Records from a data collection
<<<<

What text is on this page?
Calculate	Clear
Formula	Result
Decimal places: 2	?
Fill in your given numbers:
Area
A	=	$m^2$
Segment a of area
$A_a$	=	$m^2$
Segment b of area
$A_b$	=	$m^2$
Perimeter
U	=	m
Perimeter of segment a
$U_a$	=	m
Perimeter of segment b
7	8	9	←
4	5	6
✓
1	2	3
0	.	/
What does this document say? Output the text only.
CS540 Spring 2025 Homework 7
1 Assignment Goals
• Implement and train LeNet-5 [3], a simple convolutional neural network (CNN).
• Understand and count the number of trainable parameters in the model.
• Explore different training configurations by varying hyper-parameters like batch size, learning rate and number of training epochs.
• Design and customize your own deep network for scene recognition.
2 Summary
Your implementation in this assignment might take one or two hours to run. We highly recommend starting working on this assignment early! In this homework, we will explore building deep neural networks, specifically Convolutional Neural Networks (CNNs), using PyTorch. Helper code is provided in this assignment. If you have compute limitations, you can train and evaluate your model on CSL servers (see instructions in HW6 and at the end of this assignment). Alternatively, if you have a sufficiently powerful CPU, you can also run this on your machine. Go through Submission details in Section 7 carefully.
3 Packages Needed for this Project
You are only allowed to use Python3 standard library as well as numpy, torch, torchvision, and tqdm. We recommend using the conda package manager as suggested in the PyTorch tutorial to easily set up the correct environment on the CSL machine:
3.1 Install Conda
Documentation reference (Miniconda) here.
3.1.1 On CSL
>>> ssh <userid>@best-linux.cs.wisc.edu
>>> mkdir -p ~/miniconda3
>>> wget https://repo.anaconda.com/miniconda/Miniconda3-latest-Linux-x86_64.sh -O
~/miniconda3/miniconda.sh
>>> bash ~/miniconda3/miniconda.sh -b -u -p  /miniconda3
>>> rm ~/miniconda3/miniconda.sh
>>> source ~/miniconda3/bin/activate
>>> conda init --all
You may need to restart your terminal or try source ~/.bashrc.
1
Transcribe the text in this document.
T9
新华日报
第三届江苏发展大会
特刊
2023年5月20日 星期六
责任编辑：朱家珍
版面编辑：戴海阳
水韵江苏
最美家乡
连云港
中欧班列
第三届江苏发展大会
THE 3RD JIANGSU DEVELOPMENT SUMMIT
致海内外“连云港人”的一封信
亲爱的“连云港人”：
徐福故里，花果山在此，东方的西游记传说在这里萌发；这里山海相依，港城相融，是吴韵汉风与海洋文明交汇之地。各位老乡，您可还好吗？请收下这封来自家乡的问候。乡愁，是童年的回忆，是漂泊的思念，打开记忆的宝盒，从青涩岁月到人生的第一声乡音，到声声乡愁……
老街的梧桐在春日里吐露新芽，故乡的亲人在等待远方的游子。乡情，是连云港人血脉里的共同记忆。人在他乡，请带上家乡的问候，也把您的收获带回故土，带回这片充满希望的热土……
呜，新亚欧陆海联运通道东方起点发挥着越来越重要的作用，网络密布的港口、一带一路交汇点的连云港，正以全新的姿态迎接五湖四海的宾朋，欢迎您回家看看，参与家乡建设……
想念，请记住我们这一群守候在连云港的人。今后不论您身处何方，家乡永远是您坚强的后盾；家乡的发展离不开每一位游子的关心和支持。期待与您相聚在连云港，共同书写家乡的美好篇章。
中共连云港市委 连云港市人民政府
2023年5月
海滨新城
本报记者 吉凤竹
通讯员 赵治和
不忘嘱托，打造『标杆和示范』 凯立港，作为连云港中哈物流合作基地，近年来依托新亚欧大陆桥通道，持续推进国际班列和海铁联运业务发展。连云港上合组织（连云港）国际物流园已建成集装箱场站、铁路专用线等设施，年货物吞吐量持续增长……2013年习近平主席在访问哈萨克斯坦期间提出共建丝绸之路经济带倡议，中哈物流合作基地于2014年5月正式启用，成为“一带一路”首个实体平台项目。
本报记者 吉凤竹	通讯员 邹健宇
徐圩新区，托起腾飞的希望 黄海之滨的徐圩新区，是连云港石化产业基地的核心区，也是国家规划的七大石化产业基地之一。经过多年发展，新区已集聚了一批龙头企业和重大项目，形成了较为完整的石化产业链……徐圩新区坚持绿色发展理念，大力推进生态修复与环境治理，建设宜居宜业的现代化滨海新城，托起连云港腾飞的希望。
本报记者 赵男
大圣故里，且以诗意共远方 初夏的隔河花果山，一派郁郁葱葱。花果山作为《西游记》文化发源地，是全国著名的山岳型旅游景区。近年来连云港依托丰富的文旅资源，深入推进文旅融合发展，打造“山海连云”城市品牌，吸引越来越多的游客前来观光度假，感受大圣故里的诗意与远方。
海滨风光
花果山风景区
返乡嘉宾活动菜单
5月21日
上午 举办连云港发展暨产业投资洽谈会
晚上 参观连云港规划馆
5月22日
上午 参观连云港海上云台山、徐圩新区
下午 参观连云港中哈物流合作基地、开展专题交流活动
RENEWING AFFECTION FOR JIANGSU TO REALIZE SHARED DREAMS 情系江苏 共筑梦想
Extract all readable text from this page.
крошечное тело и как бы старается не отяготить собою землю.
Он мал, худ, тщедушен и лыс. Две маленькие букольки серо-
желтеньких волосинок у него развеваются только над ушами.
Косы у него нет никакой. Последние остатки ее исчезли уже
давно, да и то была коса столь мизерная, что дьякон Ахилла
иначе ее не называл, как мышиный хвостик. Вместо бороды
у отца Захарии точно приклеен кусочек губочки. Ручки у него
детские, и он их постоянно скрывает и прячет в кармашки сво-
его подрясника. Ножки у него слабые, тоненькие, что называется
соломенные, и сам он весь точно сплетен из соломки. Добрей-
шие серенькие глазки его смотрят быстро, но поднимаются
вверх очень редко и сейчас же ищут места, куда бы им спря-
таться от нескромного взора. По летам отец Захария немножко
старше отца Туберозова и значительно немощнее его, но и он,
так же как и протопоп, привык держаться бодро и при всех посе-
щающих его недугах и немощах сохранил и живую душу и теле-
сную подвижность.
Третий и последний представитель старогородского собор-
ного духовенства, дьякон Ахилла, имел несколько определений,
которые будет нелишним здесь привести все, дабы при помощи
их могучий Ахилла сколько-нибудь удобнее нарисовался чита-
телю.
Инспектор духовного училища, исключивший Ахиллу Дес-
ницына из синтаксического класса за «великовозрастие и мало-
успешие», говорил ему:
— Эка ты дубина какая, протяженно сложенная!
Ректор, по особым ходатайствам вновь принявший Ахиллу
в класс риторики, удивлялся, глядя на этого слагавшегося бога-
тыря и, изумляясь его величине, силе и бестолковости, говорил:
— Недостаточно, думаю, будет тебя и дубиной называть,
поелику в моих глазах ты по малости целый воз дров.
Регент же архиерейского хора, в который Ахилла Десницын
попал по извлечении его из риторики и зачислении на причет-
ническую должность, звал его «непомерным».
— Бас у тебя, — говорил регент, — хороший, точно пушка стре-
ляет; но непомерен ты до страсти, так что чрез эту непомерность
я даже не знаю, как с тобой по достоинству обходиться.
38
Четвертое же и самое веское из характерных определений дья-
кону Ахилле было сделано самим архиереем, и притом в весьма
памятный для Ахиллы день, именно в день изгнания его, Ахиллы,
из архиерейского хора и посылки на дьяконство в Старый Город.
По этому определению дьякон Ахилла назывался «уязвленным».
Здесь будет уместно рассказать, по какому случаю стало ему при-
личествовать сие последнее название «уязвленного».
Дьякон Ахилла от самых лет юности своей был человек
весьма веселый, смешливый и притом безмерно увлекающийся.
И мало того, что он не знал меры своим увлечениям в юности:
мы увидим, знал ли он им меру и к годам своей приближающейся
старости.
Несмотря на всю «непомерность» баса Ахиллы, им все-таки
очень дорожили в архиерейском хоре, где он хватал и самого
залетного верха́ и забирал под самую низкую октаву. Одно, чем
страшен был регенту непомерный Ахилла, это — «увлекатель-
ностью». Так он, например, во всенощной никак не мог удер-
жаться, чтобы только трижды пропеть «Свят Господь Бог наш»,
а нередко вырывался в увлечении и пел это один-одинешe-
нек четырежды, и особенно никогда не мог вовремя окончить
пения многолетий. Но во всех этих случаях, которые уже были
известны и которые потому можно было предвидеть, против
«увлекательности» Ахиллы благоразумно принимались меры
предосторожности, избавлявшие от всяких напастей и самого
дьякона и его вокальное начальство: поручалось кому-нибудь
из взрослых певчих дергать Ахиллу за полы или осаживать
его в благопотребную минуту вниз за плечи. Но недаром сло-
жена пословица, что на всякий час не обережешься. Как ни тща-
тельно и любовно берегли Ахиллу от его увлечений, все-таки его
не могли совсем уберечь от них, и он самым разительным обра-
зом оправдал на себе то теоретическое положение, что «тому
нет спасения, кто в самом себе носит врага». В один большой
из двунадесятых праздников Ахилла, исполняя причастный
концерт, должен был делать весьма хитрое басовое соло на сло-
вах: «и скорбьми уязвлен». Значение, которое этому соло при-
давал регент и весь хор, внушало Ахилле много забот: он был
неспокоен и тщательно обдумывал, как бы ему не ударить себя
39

>>>>

Going through the data above, count the lines where the string "своей" appears, and answer with only that number.

→ Reply to the exercise:
2